▶ SUPPLIED RECORDS
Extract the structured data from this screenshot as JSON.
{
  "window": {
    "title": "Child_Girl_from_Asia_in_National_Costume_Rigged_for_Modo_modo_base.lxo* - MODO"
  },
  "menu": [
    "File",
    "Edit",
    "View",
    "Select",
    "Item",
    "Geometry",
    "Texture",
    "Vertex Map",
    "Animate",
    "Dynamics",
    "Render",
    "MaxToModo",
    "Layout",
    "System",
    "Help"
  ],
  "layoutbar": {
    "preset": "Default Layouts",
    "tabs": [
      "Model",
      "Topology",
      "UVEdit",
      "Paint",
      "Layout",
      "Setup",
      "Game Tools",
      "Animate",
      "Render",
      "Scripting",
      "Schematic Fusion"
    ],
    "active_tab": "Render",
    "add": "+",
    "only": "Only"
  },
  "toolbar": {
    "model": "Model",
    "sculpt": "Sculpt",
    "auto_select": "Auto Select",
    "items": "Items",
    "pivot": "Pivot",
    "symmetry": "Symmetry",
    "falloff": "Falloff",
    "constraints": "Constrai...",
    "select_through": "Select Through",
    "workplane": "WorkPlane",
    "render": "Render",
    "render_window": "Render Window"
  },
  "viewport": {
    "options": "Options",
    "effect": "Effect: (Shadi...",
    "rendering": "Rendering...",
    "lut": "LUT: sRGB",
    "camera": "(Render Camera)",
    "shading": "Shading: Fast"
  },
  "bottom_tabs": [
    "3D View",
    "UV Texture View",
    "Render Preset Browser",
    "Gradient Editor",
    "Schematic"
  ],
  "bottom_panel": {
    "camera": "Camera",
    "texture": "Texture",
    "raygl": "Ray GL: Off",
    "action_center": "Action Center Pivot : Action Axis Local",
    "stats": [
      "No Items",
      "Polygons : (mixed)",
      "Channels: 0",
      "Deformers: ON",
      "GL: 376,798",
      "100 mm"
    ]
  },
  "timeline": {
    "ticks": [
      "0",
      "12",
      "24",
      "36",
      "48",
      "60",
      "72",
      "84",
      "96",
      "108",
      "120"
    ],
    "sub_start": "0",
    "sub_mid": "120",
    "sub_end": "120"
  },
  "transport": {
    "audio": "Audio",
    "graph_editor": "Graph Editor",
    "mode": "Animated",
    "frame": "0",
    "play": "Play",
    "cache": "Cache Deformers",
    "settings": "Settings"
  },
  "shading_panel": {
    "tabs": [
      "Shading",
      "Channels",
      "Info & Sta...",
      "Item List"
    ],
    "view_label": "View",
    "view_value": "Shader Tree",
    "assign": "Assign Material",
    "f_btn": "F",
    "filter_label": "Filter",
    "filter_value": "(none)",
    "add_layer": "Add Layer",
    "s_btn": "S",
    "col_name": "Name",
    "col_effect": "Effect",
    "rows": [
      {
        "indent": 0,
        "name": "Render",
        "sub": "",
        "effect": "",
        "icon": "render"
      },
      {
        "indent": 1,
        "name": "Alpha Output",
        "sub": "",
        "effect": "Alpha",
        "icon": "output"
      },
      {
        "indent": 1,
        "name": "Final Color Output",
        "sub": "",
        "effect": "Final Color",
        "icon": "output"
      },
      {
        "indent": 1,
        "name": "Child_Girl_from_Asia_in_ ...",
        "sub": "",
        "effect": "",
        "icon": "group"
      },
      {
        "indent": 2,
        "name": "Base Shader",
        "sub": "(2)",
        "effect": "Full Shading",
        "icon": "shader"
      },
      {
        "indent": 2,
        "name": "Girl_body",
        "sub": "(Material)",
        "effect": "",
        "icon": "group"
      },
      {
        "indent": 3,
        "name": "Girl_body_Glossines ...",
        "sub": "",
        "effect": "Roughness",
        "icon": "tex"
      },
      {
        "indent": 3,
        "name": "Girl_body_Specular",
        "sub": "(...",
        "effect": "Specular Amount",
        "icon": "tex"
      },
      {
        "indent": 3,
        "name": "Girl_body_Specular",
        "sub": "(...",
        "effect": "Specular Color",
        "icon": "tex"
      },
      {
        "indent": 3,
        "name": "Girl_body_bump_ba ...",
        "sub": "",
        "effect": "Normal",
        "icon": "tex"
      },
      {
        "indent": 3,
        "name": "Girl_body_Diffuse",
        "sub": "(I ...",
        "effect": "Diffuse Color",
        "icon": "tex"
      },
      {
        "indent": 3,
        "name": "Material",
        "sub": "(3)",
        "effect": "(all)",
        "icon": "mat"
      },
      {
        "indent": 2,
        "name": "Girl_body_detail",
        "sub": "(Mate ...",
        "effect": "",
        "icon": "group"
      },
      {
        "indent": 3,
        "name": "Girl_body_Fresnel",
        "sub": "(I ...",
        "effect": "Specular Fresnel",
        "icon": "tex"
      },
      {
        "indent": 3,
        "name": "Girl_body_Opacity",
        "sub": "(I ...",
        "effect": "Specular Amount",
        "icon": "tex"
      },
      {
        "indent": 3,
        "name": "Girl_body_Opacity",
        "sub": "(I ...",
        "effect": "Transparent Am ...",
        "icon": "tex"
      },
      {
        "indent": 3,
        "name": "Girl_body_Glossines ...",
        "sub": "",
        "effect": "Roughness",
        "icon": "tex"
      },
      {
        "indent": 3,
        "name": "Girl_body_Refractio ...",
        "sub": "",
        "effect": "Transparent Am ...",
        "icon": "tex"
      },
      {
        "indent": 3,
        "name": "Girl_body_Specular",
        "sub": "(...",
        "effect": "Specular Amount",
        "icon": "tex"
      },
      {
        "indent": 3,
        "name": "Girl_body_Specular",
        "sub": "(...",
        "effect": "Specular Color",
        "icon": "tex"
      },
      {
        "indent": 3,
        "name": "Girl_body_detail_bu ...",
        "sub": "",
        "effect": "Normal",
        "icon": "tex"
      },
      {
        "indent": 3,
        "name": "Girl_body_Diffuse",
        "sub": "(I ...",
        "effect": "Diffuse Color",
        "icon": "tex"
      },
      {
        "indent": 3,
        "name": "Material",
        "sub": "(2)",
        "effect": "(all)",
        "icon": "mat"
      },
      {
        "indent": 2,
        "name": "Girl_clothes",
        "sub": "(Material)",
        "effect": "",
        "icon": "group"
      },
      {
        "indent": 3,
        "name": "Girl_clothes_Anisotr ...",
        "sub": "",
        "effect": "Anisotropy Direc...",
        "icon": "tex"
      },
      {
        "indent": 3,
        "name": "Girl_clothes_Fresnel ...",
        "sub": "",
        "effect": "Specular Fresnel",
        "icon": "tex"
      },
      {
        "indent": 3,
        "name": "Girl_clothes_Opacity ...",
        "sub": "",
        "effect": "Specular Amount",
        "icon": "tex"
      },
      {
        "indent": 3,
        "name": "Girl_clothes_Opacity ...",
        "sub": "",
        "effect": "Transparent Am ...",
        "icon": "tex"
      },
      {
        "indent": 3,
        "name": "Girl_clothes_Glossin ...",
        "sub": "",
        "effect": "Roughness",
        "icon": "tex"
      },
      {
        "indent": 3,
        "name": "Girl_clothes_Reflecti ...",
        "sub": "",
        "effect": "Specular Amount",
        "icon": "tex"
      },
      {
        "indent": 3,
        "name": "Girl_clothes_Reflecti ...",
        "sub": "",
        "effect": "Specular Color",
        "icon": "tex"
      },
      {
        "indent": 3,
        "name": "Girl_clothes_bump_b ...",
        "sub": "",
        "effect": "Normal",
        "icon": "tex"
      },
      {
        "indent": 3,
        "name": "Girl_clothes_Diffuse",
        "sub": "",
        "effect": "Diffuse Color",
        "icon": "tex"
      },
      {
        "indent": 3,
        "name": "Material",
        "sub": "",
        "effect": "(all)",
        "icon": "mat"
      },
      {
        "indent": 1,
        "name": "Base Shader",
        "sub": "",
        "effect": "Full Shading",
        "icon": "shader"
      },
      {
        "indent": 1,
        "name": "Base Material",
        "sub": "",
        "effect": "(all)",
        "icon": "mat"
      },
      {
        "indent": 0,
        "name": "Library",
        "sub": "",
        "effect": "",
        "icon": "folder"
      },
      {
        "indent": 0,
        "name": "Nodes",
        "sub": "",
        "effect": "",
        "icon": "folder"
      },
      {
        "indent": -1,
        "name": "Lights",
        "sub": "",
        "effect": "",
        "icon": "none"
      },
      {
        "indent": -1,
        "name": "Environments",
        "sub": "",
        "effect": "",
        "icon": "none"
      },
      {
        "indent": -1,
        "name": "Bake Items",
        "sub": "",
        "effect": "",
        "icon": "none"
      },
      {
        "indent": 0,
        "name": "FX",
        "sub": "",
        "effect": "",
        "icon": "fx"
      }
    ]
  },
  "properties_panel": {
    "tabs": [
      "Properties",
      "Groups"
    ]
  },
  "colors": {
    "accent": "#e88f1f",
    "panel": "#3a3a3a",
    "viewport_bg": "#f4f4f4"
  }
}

▶ AIM OF THE TASK
Count every line of the records that holds "Deformers". State the number, nothing else.

▶ SOLUTION FOR THIS TASK
2